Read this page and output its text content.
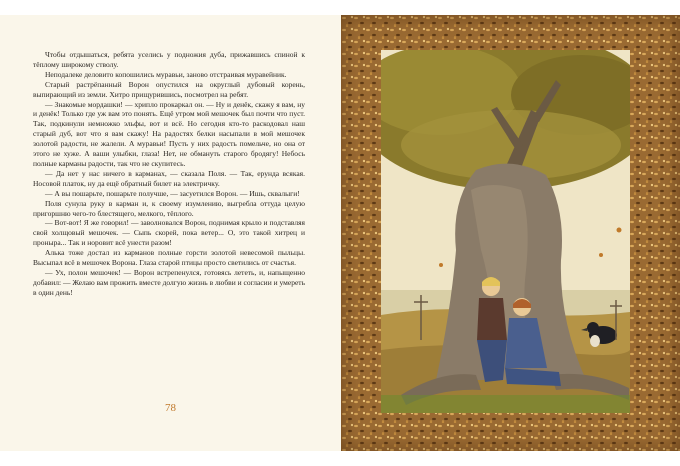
Чтобы отдышаться, ребята уселись у подножия дуба, прижавшись спиной к тёплому широкому стволу.

Неподалеке деловито копошились муравьи, заново отстраивая муравейник.

Старый растрёпанный Ворон опустился на округлый дубовый корень, выпирающий из земли. Хитро прищурившись, посмотрел на ребят.

— Знакомые мордашки! — хрипло прокаркал он. — Ну и денёк, скажу я вам, ну и денёк! Только где уж вам это понять. Ещё утром мой мешочек был почти что пуст. Так, подкинули немножко эльфы, вот и всё. Но сегодня кто-то раскодовал наш старый дуб, вот что я вам скажу! На радостях белки насыпали в мой мешочек золотой радости, не жалели. А муравьи! Пусть у них радость помельче, но она от этого не хуже. А ваши улыбки, глаза! Нет, не обмануть старого бродягу! Небось полные карманы радости, так что не скупитесь.

— Да нет у нас ничего в карманах, — сказала Поля. — Так, ерунда всякая. Носовой платок, ну да ещё обратный билет на электричку.

— А вы пошарьте, пошарьте получше, — засуетился Ворон. — Ишь, сквалыги!

Поля сунула руку в карман и, к своему изумлению, выгребла оттуда целую пригоршню чего-то блестящего, мелкого, тёплого.

— Вот-вот! Я же говорил! — заволновался Ворон, поднимая крыло и подставляя свой холщовый мешочек. — Сыпь скорей, пока ветер... О, это такой хитрец и проныра... Так и норовит всё унести разом!

Алька тоже достал из карманов полные горсти золотой невесомой пыльцы. Высыпал всё в мешочек Ворона. Глаза старой птицы просто светились от счастья.

— Ух, полон мешочек! — Ворон встрепенулся, готовясь лететь, и, напыщенно добавил: — Желаю вам прожить вместе долгую жизнь в любви и согласии и умереть в один день!

78
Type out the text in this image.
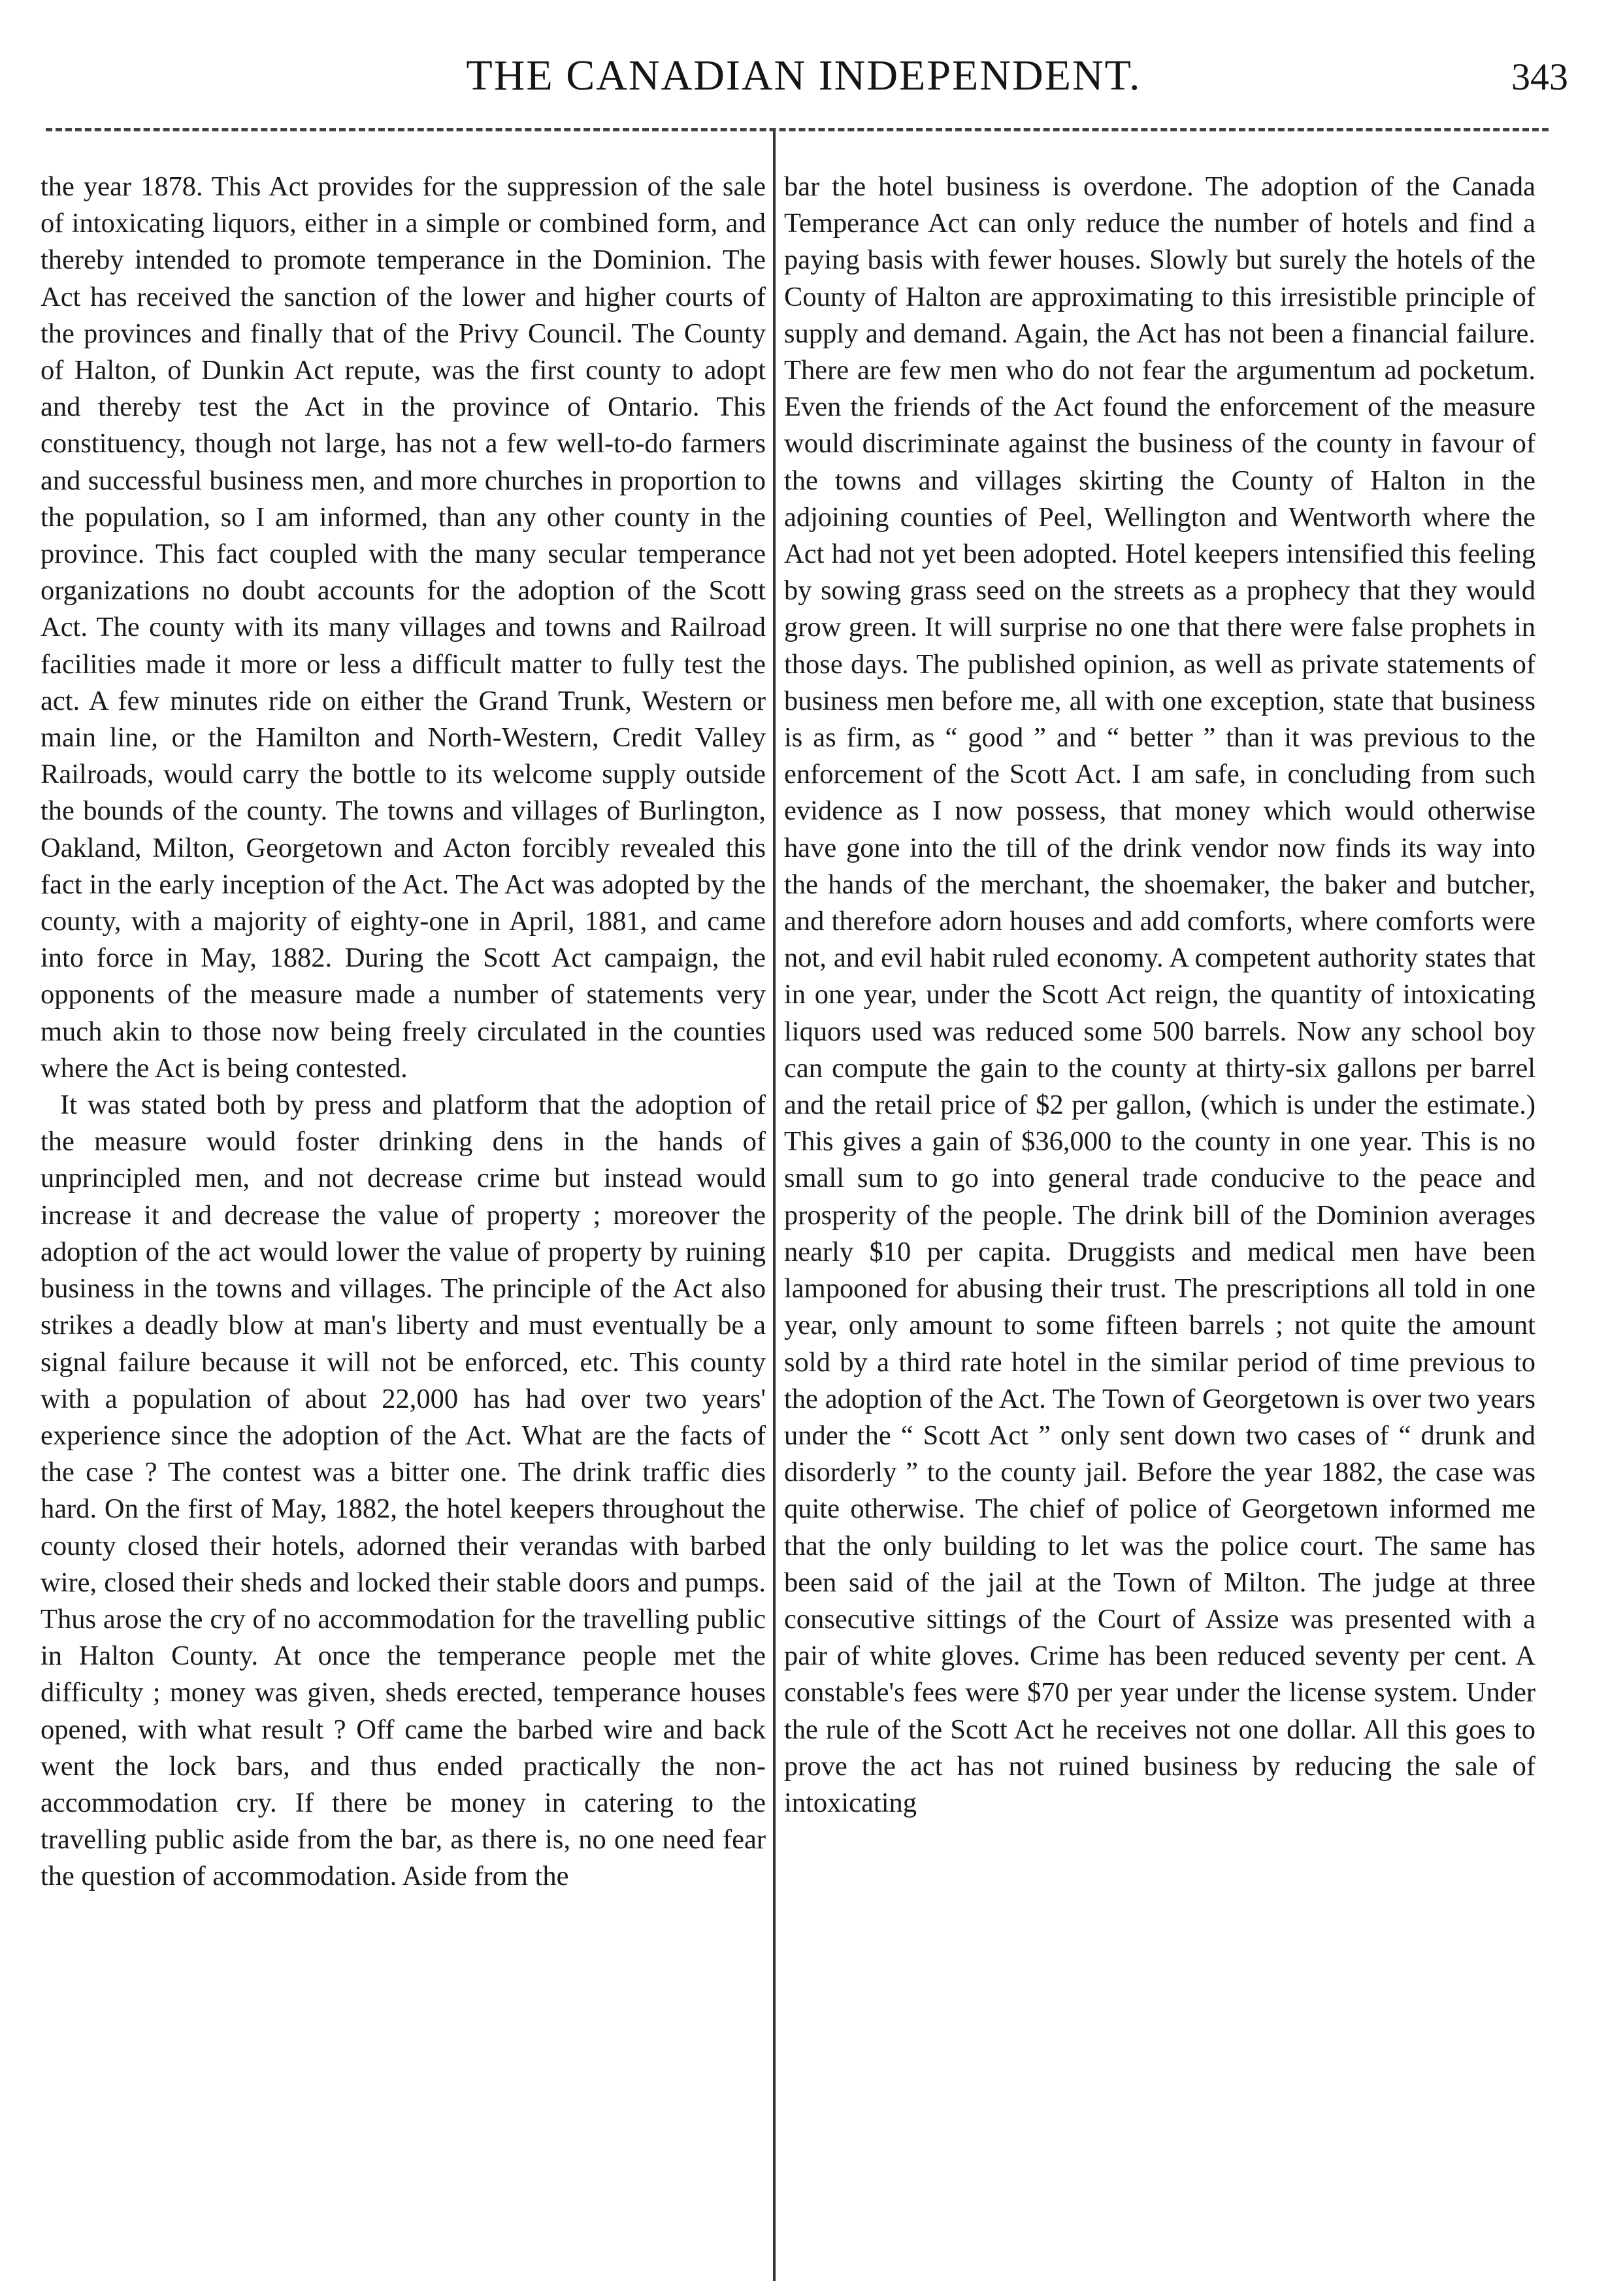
THE CANADIAN INDEPENDENT.	343

the year 1878. This Act provides for the suppression of the sale of intoxicating liquors, either in a simple or combined form, and thereby intended to promote temperance in the Dominion. The Act has received the sanction of the lower and higher courts of the provinces and finally that of the Privy Council. The County of Halton, of Dunkin Act repute, was the first county to adopt and thereby test the Act in the province of Ontario. This constituency, though not large, has not a few well-to-do farmers and successful business men, and more churches in proportion to the population, so I am informed, than any other county in the province. This fact coupled with the many secular temperance organizations no doubt accounts for the adoption of the Scott Act. The county with its many villages and towns and Railroad facilities made it more or less a difficult matter to fully test the act. A few minutes ride on either the Grand Trunk, Western or main line, or the Hamilton and North-Western, Credit Valley Railroads, would carry the bottle to its welcome supply outside the bounds of the county. The towns and villages of Burlington, Oakland, Milton, Georgetown and Acton forcibly revealed this fact in the early inception of the Act. The Act was adopted by the county, with a majority of eighty-one in April, 1881, and came into force in May, 1882. During the Scott Act campaign, the opponents of the measure made a number of statements very much akin to those now being freely circulated in the counties where the Act is being contested.

It was stated both by press and platform that the adoption of the measure would foster drinking dens in the hands of unprincipled men, and not decrease crime but instead would increase it and decrease the value of property ; moreover the adoption of the act would lower the value of property by ruining business in the towns and villages. The principle of the Act also strikes a deadly blow at man's liberty and must eventually be a signal failure because it will not be enforced, etc. This county with a population of about 22,000 has had over two years' experience since the adoption of the Act. What are the facts of the case ? The contest was a bitter one. The drink traffic dies hard. On the first of May, 1882, the hotel keepers throughout the county closed their hotels, adorned their verandas with barbed wire, closed their sheds and locked their stable doors and pumps. Thus arose the cry of no accommodation for the travelling public in Halton County. At once the temperance people met the difficulty ; money was given, sheds erected, temperance houses opened, with what result ? Off came the barbed wire and back went the lock bars, and thus ended practically the non-accommodation cry. If there be money in catering to the travelling public aside from the bar, as there is, no one need fear the question of accommodation. Aside from the

bar the hotel business is overdone. The adoption of the Canada Temperance Act can only reduce the number of hotels and find a paying basis with fewer houses. Slowly but surely the hotels of the County of Halton are approximating to this irresistible principle of supply and demand. Again, the Act has not been a financial failure. There are few men who do not fear the argumentum ad pocketum. Even the friends of the Act found the enforcement of the measure would discriminate against the business of the county in favour of the towns and villages skirting the County of Halton in the adjoining counties of Peel, Wellington and Wentworth where the Act had not yet been adopted. Hotel keepers intensified this feeling by sowing grass seed on the streets as a prophecy that they would grow green. It will surprise no one that there were false prophets in those days. The published opinion, as well as private statements of business men before me, all with one exception, state that business is as firm, as “ good ” and “ better ” than it was previous to the enforcement of the Scott Act. I am safe, in concluding from such evidence as I now possess, that money which would otherwise have gone into the till of the drink vendor now finds its way into the hands of the merchant, the shoemaker, the baker and butcher, and therefore adorn houses and add comforts, where comforts were not, and evil habit ruled economy. A competent authority states that in one year, under the Scott Act reign, the quantity of intoxicating liquors used was reduced some 500 barrels. Now any school boy can compute the gain to the county at thirty-six gallons per barrel and the retail price of $2 per gallon, (which is under the estimate.) This gives a gain of $36,000 to the county in one year. This is no small sum to go into general trade conducive to the peace and prosperity of the people. The drink bill of the Dominion averages nearly $10 per capita. Druggists and medical men have been lampooned for abusing their trust. The prescriptions all told in one year, only amount to some fifteen barrels ; not quite the amount sold by a third rate hotel in the similar period of time previous to the adoption of the Act. The Town of Georgetown is over two years under the “ Scott Act ” only sent down two cases of “ drunk and disorderly ” to the county jail. Before the year 1882, the case was quite otherwise. The chief of police of Georgetown informed me that the only building to let was the police court. The same has been said of the jail at the Town of Milton. The judge at three consecutive sittings of the Court of Assize was presented with a pair of white gloves. Crime has been reduced seventy per cent. A constable's fees were $70 per year under the license system. Under the rule of the Scott Act he receives not one dollar. All this goes to prove the act has not ruined business by reducing the sale of intoxicating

================================

Pick out and copy the lines of the entries that hold the string "Поля".

EXERCISE ANSWER:
— Да нет у нас ничего в карманах, — сказала Поля. — Так, ерунда всякая. Носовой платок, ну да ещё обратный билет на электричку.
Поля сунула руку в карман и, к своему изумлению, выгребла оттуда целую пригоршню чего-то блестящего, мелкого, тёплого.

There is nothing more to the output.